Given problem: Return the material below line for line, with nothing altered.
-- begin Data supplied --
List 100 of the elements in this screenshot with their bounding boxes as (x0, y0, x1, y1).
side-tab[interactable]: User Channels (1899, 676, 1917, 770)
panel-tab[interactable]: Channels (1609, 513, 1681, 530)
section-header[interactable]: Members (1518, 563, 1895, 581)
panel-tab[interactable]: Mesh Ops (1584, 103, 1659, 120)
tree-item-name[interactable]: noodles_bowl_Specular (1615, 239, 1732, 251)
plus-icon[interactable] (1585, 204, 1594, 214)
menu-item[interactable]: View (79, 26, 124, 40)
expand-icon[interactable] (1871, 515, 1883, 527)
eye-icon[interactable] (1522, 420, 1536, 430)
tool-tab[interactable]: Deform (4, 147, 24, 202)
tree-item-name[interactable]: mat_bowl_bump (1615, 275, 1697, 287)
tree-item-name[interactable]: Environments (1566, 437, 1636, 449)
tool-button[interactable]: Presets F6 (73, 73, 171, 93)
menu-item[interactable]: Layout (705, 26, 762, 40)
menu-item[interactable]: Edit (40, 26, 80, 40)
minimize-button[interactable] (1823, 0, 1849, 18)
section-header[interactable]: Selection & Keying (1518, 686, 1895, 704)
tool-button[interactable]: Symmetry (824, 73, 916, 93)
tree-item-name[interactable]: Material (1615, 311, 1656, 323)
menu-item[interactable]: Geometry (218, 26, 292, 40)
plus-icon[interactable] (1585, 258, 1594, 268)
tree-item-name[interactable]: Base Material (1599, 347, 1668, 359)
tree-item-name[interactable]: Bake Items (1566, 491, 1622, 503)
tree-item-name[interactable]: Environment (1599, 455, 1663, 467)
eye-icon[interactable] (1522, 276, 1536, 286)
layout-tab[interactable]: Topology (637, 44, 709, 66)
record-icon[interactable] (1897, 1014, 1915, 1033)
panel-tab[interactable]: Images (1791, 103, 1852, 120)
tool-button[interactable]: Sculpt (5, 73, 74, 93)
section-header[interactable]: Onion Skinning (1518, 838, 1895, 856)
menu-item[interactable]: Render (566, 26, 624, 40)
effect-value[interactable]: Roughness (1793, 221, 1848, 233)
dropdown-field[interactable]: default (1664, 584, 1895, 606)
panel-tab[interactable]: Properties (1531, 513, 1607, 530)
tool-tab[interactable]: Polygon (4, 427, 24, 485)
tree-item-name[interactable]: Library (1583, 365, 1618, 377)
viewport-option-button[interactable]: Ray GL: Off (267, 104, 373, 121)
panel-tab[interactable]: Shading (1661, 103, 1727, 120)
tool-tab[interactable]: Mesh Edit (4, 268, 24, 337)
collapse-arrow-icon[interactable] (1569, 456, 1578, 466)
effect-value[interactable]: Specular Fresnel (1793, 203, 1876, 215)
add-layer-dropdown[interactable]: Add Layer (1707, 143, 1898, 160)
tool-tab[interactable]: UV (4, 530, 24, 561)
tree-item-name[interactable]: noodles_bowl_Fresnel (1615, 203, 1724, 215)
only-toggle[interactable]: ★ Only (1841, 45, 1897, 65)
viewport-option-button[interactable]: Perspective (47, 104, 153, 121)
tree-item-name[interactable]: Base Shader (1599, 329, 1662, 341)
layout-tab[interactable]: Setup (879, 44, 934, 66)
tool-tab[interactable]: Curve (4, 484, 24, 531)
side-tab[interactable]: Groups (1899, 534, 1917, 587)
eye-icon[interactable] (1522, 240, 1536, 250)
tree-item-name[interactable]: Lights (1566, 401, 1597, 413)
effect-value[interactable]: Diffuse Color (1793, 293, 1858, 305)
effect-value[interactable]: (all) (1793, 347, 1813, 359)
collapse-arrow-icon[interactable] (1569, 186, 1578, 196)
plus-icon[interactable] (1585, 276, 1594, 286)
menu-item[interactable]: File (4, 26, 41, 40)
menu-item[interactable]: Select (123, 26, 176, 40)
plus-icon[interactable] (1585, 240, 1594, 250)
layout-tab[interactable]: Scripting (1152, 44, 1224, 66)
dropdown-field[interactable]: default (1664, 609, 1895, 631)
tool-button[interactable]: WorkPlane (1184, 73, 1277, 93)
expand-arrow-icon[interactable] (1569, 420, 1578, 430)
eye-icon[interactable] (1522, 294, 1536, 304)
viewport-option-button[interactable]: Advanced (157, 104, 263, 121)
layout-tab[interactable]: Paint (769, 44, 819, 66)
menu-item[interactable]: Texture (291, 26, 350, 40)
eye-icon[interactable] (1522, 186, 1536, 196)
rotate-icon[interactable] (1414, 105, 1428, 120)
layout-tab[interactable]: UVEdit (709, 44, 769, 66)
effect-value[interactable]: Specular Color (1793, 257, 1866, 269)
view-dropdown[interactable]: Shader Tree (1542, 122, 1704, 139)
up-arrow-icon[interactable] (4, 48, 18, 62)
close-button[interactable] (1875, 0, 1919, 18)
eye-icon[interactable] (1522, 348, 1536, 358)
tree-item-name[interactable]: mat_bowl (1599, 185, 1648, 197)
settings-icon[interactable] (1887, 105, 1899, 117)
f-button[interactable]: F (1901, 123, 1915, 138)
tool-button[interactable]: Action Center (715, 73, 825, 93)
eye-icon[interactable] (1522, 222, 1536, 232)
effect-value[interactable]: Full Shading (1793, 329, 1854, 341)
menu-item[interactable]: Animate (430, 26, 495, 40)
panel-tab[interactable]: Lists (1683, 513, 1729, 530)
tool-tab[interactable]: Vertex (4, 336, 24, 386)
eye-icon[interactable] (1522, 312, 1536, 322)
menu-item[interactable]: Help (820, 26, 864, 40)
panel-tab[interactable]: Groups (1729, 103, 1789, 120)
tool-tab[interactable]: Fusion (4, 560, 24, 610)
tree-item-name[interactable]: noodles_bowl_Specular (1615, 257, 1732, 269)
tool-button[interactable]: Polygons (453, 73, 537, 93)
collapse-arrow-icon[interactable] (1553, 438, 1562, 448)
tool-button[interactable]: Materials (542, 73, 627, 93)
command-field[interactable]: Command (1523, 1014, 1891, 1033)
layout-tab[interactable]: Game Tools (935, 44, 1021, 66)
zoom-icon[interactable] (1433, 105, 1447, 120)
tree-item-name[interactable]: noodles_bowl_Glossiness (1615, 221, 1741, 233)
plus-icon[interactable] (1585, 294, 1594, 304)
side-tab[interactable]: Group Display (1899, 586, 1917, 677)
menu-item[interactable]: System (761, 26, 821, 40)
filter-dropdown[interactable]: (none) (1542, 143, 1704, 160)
-- end Data supplied --
Answer to the task:
List 100 of the elements in this screenshot with their bounding boxes as (x0, y0, x1, y1).
side-tab[interactable]: User Channels (1899, 676, 1917, 770)
panel-tab[interactable]: Channels (1609, 513, 1681, 530)
section-header[interactable]: Members (1518, 563, 1895, 581)
panel-tab[interactable]: Mesh Ops (1584, 103, 1659, 120)
tree-item-name[interactable]: noodles_bowl_Specular (1615, 239, 1732, 251)
plus-icon[interactable] (1585, 204, 1594, 214)
menu-item[interactable]: View (79, 26, 124, 40)
expand-icon[interactable] (1871, 515, 1883, 527)
eye-icon[interactable] (1522, 420, 1536, 430)
tool-tab[interactable]: Deform (4, 147, 24, 202)
tree-item-name[interactable]: mat_bowl_bump (1615, 275, 1697, 287)
tree-item-name[interactable]: Environments (1566, 437, 1636, 449)
tool-button[interactable]: Presets F6 (73, 73, 171, 93)
menu-item[interactable]: Layout (705, 26, 762, 40)
menu-item[interactable]: Edit (40, 26, 80, 40)
minimize-button[interactable] (1823, 0, 1849, 18)
section-header[interactable]: Selection & Keying (1518, 686, 1895, 704)
tool-button[interactable]: Symmetry (824, 73, 916, 93)
tree-item-name[interactable]: Material (1615, 311, 1656, 323)
menu-item[interactable]: Geometry (218, 26, 292, 40)
plus-icon[interactable] (1585, 258, 1594, 268)
tree-item-name[interactable]: Base Material (1599, 347, 1668, 359)
tree-item-name[interactable]: Bake Items (1566, 491, 1622, 503)
tree-item-name[interactable]: Environment (1599, 455, 1663, 467)
eye-icon[interactable] (1522, 276, 1536, 286)
layout-tab[interactable]: Topology (637, 44, 709, 66)
record-icon[interactable] (1897, 1014, 1915, 1033)
panel-tab[interactable]: Images (1791, 103, 1852, 120)
tool-button[interactable]: Sculpt (5, 73, 74, 93)
section-header[interactable]: Onion Skinning (1518, 838, 1895, 856)
menu-item[interactable]: Render (566, 26, 624, 40)
effect-value[interactable]: Roughness (1793, 221, 1848, 233)
dropdown-field[interactable]: default (1664, 584, 1895, 606)
panel-tab[interactable]: Properties (1531, 513, 1607, 530)
tool-tab[interactable]: Polygon (4, 427, 24, 485)
tree-item-name[interactable]: Library (1583, 365, 1618, 377)
viewport-option-button[interactable]: Ray GL: Off (267, 104, 373, 121)
panel-tab[interactable]: Shading (1661, 103, 1727, 120)
tool-tab[interactable]: Mesh Edit (4, 268, 24, 337)
collapse-arrow-icon[interactable] (1569, 456, 1578, 466)
effect-value[interactable]: Specular Fresnel (1793, 203, 1876, 215)
add-layer-dropdown[interactable]: Add Layer (1707, 143, 1898, 160)
tool-tab[interactable]: UV (4, 530, 24, 561)
tree-item-name[interactable]: noodles_bowl_Fresnel (1615, 203, 1724, 215)
only-toggle[interactable]: ★ Only (1841, 45, 1897, 65)
viewport-option-button[interactable]: Perspective (47, 104, 153, 121)
tree-item-name[interactable]: Base Shader (1599, 329, 1662, 341)
layout-tab[interactable]: Setup (879, 44, 934, 66)
tool-tab[interactable]: Curve (4, 484, 24, 531)
side-tab[interactable]: Groups (1899, 534, 1917, 587)
eye-icon[interactable] (1522, 240, 1536, 250)
tree-item-name[interactable]: Lights (1566, 401, 1597, 413)
effect-value[interactable]: Diffuse Color (1793, 293, 1858, 305)
effect-value[interactable]: (all) (1793, 347, 1813, 359)
collapse-arrow-icon[interactable] (1569, 186, 1578, 196)
plus-icon[interactable] (1585, 276, 1594, 286)
menu-item[interactable]: File (4, 26, 41, 40)
menu-item[interactable]: Select (123, 26, 176, 40)
plus-icon[interactable] (1585, 240, 1594, 250)
layout-tab[interactable]: Scripting (1152, 44, 1224, 66)
dropdown-field[interactable]: default (1664, 609, 1895, 631)
tool-button[interactable]: WorkPlane (1184, 73, 1277, 93)
expand-arrow-icon[interactable] (1569, 420, 1578, 430)
eye-icon[interactable] (1522, 294, 1536, 304)
viewport-option-button[interactable]: Advanced (157, 104, 263, 121)
layout-tab[interactable]: Paint (769, 44, 819, 66)
menu-item[interactable]: Texture (291, 26, 350, 40)
eye-icon[interactable] (1522, 186, 1536, 196)
rotate-icon[interactable] (1414, 105, 1428, 120)
layout-tab[interactable]: UVEdit (709, 44, 769, 66)
effect-value[interactable]: Specular Color (1793, 257, 1866, 269)
view-dropdown[interactable]: Shader Tree (1542, 122, 1704, 139)
up-arrow-icon[interactable] (4, 48, 18, 62)
close-button[interactable] (1875, 0, 1919, 18)
eye-icon[interactable] (1522, 348, 1536, 358)
tree-item-name[interactable]: mat_bowl (1599, 185, 1648, 197)
settings-icon[interactable] (1887, 105, 1899, 117)
f-button[interactable]: F (1901, 123, 1915, 138)
tool-button[interactable]: Action Center (715, 73, 825, 93)
eye-icon[interactable] (1522, 222, 1536, 232)
effect-value[interactable]: Full Shading (1793, 329, 1854, 341)
menu-item[interactable]: Animate (430, 26, 495, 40)
panel-tab[interactable]: Lists (1683, 513, 1729, 530)
tool-tab[interactable]: Vertex (4, 336, 24, 386)
eye-icon[interactable] (1522, 312, 1536, 322)
menu-item[interactable]: Help (820, 26, 864, 40)
panel-tab[interactable]: Groups (1729, 103, 1789, 120)
tool-tab[interactable]: Fusion (4, 560, 24, 610)
tree-item-name[interactable]: noodles_bowl_Specular (1615, 257, 1732, 269)
tool-button[interactable]: Polygons (453, 73, 537, 93)
collapse-arrow-icon[interactable] (1553, 438, 1562, 448)
tool-button[interactable]: Materials (542, 73, 627, 93)
command-field[interactable]: Command (1523, 1014, 1891, 1033)
layout-tab[interactable]: Game Tools (935, 44, 1021, 66)
zoom-icon[interactable] (1433, 105, 1447, 120)
tree-item-name[interactable]: noodles_bowl_Glossiness (1615, 221, 1741, 233)
plus-icon[interactable] (1585, 294, 1594, 304)
side-tab[interactable]: Group Display (1899, 586, 1917, 677)
menu-item[interactable]: System (761, 26, 821, 40)
filter-dropdown[interactable]: (none) (1542, 143, 1704, 160)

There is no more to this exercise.